Output only the count of lines that contain "области".
─── Stored data ───
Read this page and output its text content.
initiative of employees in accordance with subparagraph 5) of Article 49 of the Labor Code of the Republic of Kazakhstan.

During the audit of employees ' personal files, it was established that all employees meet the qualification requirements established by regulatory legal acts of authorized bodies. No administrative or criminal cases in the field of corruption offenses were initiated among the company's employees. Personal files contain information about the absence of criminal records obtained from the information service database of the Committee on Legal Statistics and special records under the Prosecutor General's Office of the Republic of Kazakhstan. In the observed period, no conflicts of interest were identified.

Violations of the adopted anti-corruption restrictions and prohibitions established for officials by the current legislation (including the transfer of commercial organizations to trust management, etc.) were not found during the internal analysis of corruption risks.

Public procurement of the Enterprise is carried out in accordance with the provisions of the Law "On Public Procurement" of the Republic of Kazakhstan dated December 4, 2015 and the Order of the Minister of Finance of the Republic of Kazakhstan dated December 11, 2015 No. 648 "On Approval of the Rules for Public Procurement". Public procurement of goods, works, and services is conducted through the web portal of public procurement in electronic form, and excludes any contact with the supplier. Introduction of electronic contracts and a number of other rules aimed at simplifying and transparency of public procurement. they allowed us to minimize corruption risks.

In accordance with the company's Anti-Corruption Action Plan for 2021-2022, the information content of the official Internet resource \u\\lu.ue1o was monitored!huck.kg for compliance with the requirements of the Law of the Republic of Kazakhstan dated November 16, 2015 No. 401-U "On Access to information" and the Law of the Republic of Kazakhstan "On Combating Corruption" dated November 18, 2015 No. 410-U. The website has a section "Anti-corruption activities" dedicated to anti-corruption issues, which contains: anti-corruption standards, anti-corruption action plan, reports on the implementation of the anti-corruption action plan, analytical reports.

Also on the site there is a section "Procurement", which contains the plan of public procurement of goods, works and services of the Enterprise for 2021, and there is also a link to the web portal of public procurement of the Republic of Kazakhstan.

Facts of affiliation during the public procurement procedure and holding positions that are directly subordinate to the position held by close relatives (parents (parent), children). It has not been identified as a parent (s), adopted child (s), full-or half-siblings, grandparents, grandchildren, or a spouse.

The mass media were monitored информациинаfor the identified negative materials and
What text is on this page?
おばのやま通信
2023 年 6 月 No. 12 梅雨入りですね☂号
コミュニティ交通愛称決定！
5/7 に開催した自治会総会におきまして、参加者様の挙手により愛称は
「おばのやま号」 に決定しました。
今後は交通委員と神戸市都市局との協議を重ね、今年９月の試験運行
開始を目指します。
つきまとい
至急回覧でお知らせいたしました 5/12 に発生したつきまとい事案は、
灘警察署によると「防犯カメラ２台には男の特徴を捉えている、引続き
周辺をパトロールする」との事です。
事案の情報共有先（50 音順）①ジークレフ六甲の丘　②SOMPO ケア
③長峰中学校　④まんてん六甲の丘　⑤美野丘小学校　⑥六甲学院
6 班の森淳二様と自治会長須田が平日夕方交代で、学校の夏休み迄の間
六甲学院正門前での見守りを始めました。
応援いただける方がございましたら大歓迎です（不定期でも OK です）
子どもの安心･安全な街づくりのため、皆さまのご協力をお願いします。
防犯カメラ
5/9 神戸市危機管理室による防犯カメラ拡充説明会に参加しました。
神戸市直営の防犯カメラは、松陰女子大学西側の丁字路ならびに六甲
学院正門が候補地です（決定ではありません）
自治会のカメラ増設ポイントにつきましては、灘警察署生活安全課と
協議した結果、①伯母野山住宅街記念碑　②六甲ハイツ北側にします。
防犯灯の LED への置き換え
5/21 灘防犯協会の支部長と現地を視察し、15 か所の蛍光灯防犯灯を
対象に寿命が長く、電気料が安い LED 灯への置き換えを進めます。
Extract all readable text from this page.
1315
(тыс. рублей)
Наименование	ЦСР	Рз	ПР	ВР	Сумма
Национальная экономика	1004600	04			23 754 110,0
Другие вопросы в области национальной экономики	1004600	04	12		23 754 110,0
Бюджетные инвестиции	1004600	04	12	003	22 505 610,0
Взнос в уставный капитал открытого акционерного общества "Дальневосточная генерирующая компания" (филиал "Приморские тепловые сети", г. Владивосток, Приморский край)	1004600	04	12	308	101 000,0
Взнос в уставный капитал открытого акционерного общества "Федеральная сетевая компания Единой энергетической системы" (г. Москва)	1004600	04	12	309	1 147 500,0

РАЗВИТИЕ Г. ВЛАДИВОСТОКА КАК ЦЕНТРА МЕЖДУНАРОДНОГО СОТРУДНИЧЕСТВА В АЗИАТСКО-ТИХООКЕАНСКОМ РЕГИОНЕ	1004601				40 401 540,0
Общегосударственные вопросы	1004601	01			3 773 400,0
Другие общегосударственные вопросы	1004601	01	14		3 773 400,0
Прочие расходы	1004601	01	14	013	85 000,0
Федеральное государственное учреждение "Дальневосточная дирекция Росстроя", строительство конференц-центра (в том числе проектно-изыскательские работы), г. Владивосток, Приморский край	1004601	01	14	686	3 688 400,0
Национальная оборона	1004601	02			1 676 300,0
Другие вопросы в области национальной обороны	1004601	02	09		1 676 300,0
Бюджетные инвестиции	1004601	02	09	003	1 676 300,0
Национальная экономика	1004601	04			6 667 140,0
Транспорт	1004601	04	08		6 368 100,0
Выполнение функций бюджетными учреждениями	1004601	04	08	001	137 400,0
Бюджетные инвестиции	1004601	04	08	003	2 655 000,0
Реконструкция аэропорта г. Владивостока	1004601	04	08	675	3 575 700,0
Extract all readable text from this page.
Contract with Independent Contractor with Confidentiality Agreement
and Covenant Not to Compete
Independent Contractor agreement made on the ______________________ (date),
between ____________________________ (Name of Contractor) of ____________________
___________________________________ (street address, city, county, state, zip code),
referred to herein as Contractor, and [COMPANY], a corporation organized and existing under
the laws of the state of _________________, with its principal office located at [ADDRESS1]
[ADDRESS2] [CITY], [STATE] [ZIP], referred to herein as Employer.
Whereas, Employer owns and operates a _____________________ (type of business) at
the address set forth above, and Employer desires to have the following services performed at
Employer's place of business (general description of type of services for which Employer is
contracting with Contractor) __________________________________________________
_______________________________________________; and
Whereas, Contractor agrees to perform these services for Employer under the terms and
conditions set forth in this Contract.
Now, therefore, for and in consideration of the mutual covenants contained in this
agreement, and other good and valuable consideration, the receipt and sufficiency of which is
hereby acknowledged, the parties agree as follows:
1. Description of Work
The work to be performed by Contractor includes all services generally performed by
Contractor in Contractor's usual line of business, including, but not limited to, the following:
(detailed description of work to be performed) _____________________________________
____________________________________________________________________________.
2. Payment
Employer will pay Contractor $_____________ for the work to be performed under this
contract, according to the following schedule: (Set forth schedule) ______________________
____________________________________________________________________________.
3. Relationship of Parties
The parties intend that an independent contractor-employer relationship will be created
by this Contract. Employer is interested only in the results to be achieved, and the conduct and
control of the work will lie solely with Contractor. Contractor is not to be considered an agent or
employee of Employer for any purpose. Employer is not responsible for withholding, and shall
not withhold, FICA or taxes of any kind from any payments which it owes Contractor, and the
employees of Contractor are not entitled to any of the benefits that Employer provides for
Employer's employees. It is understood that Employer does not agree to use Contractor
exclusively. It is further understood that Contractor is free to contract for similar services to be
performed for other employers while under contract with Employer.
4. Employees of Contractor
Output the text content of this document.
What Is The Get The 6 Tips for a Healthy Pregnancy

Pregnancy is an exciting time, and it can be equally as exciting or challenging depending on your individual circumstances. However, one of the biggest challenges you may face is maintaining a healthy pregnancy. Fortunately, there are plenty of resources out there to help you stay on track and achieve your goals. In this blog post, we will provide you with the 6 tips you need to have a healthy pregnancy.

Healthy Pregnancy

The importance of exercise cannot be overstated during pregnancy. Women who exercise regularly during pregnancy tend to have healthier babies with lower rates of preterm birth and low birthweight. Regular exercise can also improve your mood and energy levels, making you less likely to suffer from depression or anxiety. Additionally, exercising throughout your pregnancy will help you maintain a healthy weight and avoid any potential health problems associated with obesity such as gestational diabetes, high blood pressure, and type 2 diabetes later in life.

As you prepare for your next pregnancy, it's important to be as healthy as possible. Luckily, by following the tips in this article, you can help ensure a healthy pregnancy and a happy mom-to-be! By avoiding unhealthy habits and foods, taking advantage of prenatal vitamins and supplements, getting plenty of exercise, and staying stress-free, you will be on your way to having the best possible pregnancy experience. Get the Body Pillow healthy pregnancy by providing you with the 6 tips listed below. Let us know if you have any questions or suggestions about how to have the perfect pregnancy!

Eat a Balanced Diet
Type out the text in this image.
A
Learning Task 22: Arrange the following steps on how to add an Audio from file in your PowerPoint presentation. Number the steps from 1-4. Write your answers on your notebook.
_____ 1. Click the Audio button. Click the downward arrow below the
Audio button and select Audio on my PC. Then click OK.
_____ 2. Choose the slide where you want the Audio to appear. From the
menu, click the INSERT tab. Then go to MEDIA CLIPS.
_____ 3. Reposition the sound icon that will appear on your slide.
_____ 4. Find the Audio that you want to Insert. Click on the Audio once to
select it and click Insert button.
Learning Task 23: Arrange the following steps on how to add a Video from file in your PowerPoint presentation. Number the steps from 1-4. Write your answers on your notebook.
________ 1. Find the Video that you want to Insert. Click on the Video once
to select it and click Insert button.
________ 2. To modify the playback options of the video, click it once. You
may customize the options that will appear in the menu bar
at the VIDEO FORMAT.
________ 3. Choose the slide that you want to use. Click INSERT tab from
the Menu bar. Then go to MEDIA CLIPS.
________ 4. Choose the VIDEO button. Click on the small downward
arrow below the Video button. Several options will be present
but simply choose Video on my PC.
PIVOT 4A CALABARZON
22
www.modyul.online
───
• **Full response**: 2